++++ Records provided ++++

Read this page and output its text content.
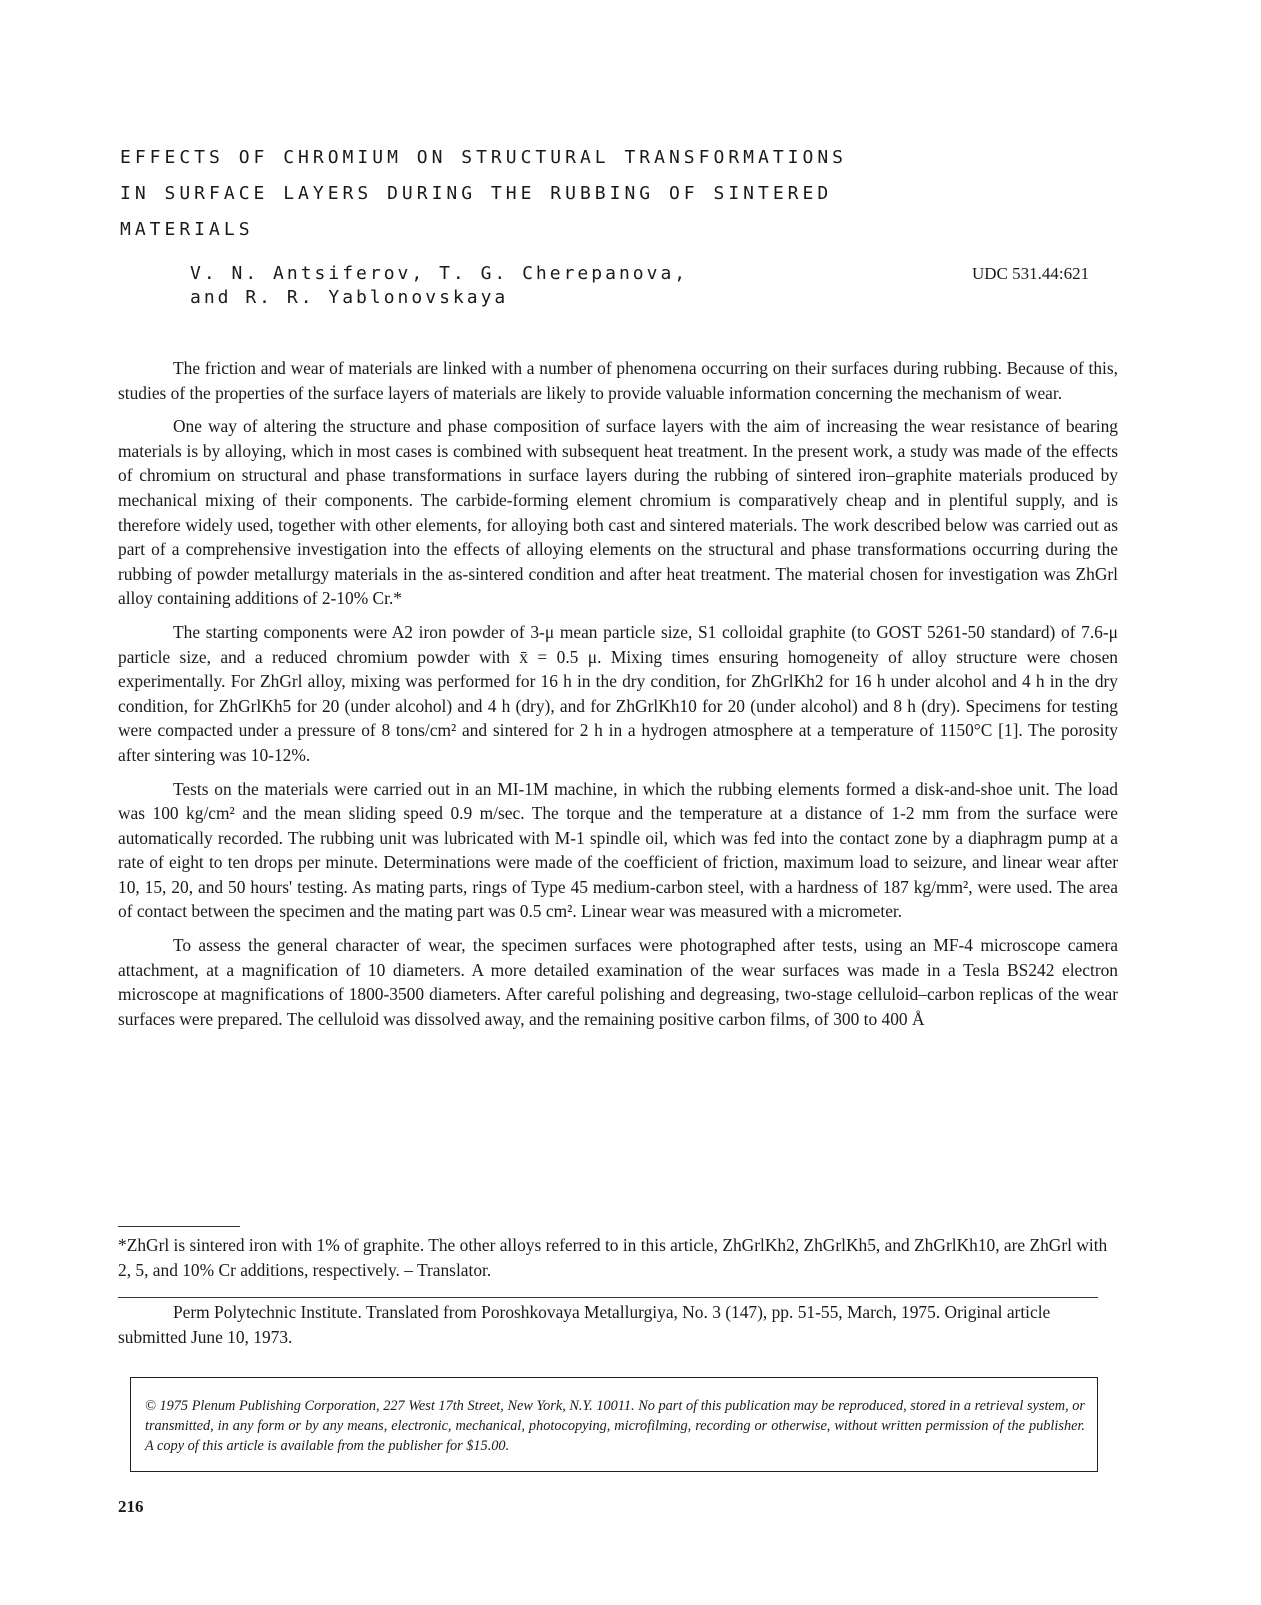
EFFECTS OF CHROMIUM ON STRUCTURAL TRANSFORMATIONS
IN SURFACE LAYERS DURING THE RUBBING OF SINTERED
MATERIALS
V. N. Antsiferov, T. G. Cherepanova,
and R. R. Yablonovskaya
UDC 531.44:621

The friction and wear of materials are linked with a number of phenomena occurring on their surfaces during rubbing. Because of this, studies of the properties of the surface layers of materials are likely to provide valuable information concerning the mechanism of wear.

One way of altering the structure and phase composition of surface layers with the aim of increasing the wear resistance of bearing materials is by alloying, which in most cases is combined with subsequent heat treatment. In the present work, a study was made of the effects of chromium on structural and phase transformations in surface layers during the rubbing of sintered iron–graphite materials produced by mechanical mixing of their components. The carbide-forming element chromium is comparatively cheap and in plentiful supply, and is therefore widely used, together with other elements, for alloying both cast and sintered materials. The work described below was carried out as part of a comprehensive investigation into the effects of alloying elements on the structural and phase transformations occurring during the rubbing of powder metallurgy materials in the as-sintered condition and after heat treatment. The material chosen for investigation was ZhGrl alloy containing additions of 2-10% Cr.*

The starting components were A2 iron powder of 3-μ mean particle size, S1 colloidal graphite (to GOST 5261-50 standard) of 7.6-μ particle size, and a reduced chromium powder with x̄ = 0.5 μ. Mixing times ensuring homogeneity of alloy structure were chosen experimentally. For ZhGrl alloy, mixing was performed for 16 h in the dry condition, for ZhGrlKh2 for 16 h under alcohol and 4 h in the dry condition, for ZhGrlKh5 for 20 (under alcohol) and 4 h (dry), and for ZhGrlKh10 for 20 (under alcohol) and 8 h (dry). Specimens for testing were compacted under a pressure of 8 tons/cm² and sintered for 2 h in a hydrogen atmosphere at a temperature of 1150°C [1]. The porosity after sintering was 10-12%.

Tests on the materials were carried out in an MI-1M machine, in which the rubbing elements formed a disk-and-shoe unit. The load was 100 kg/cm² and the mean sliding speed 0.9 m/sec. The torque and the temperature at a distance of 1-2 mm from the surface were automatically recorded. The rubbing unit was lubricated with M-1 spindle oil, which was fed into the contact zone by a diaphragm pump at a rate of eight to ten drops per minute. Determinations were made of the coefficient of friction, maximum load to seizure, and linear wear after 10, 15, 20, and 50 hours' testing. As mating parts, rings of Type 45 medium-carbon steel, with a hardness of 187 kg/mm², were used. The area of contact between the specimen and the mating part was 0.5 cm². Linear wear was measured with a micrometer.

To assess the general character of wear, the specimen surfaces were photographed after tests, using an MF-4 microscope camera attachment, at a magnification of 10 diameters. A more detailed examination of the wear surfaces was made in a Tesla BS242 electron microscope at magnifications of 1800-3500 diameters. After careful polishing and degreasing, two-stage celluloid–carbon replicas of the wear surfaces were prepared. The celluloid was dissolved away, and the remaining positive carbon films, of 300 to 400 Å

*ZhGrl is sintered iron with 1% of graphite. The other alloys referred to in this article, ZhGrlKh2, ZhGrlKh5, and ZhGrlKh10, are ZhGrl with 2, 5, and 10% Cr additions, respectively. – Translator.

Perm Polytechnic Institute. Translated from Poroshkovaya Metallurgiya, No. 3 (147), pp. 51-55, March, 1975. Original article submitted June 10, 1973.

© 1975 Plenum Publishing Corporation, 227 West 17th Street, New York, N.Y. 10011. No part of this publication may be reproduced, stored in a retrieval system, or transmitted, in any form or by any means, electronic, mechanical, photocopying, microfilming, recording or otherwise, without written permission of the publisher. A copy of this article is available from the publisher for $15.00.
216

++++
++++ Records provided ++++

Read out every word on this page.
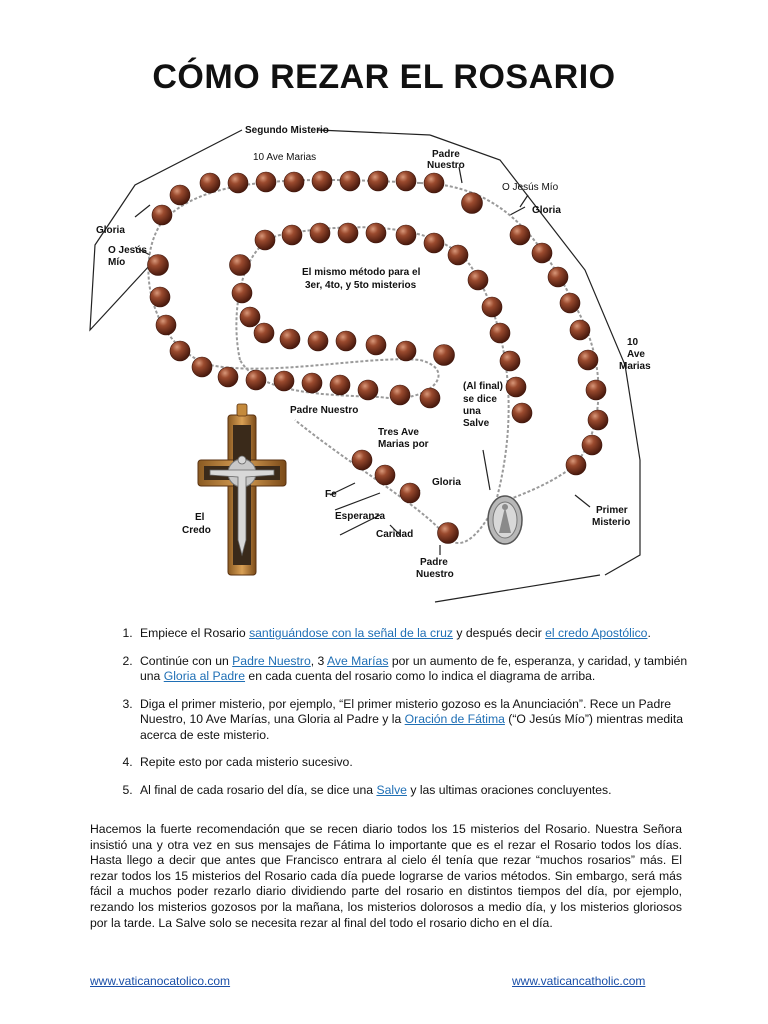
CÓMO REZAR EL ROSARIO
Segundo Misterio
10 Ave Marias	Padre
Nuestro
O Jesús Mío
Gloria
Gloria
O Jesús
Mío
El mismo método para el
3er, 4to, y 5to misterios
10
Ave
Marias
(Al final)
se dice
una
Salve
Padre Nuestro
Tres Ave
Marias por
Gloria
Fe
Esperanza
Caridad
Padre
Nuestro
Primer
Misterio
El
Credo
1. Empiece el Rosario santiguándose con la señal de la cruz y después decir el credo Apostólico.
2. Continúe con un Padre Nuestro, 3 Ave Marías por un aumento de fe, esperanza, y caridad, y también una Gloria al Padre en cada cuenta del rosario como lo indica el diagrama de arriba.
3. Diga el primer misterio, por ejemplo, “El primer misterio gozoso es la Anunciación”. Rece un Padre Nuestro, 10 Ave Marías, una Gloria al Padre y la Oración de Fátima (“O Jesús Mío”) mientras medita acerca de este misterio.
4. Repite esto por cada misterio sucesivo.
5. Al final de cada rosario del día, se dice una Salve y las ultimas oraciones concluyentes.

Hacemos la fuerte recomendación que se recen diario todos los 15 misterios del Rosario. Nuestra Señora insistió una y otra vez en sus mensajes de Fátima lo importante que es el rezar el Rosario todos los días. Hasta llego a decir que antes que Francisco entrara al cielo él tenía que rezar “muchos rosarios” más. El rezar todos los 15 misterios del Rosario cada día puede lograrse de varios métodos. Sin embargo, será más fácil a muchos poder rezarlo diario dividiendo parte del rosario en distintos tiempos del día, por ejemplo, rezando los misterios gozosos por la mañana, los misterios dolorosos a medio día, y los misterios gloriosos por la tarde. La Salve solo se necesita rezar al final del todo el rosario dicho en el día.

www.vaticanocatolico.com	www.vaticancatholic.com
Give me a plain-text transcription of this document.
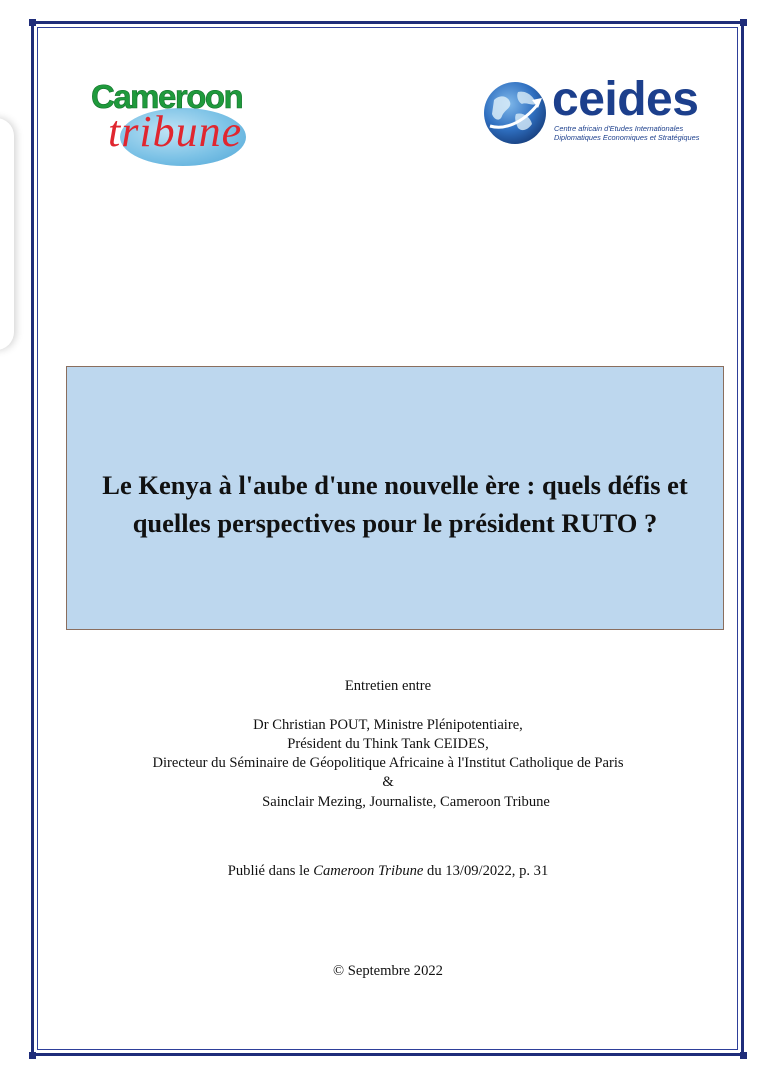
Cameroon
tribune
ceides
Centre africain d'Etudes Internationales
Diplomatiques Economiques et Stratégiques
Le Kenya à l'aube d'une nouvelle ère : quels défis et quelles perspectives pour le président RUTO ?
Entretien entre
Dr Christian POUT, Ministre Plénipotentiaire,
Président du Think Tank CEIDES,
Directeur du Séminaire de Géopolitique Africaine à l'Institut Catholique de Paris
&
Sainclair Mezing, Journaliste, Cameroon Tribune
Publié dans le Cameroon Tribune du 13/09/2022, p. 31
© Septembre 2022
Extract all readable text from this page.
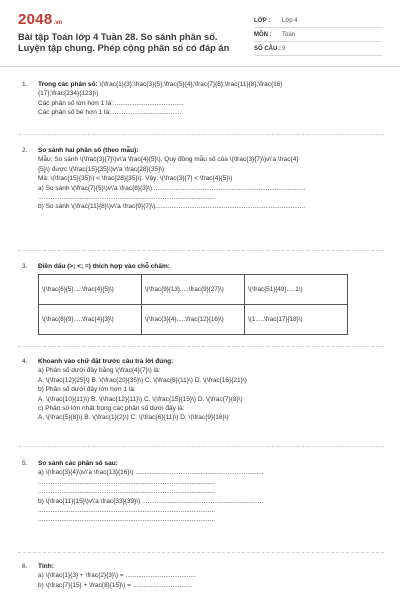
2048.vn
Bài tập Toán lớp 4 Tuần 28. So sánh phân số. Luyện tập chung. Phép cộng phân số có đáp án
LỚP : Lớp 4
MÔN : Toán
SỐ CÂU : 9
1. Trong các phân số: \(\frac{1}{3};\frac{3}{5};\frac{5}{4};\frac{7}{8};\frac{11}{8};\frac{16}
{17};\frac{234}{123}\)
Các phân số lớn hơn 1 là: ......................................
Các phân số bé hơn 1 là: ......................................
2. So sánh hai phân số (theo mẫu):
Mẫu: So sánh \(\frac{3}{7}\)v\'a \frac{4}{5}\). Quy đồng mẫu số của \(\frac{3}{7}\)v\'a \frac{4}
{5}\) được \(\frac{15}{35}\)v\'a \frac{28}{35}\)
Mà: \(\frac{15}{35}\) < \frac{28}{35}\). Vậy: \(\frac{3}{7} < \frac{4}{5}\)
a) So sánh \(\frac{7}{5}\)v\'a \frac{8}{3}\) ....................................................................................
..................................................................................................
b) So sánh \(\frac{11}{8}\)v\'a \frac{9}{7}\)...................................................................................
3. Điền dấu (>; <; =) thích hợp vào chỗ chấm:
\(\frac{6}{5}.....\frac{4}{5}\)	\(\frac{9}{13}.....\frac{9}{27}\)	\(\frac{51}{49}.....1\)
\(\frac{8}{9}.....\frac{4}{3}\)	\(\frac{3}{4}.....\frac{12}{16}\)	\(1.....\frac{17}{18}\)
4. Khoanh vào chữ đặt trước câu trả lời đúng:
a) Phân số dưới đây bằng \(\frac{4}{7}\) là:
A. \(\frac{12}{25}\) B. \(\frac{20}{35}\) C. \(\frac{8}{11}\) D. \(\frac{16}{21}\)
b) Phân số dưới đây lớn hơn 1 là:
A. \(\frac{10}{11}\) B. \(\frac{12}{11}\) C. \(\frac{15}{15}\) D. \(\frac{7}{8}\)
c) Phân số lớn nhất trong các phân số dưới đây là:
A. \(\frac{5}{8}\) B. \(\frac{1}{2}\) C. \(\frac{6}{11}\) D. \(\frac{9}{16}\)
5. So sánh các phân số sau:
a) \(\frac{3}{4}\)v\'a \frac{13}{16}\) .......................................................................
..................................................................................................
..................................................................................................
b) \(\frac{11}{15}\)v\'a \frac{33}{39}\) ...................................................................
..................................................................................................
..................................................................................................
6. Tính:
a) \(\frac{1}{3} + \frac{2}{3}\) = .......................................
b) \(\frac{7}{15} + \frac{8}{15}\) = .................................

++++

→ **Prompt**
Reply with nothing but a number: how many lines of the entries above contain the string "Toán"?

→ **Completed task**
2